>> START Records shown

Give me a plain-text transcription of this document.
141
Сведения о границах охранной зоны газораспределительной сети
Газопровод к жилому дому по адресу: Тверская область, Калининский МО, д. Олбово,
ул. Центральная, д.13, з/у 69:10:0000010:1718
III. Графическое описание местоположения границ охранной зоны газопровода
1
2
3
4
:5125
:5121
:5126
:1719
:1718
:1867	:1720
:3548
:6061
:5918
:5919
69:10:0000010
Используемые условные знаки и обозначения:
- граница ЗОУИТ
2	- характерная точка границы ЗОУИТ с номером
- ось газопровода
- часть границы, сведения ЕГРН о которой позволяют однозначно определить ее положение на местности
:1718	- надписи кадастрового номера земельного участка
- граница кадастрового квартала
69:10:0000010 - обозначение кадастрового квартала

>> END Records shown

What the exercise asks:
All of the records must be repeated exactly.

Exercise answer:
Give me a plain-text transcription of this document.
141
Сведения о границах охранной зоны газораспределительной сети
Газопровод к жилому дому по адресу: Тверская область, Калининский МО, д. Олбово,
ул. Центральная, д.13, з/у 69:10:0000010:1718
III. Графическое описание местоположения границ охранной зоны газопровода
1
2
3
4
:5125
:5121
:5126
:1719
:1718
:1867	:1720
:3548
:6061
:5918
:5919
69:10:0000010
Используемые условные знаки и обозначения:
- граница ЗОУИТ
2	- характерная точка границы ЗОУИТ с номером
- ось газопровода
- часть границы, сведения ЕГРН о которой позволяют однозначно определить ее положение на местности
:1718	- надписи кадастрового номера земельного участка
- граница кадастрового квартала
69:10:0000010 - обозначение кадастрового квартала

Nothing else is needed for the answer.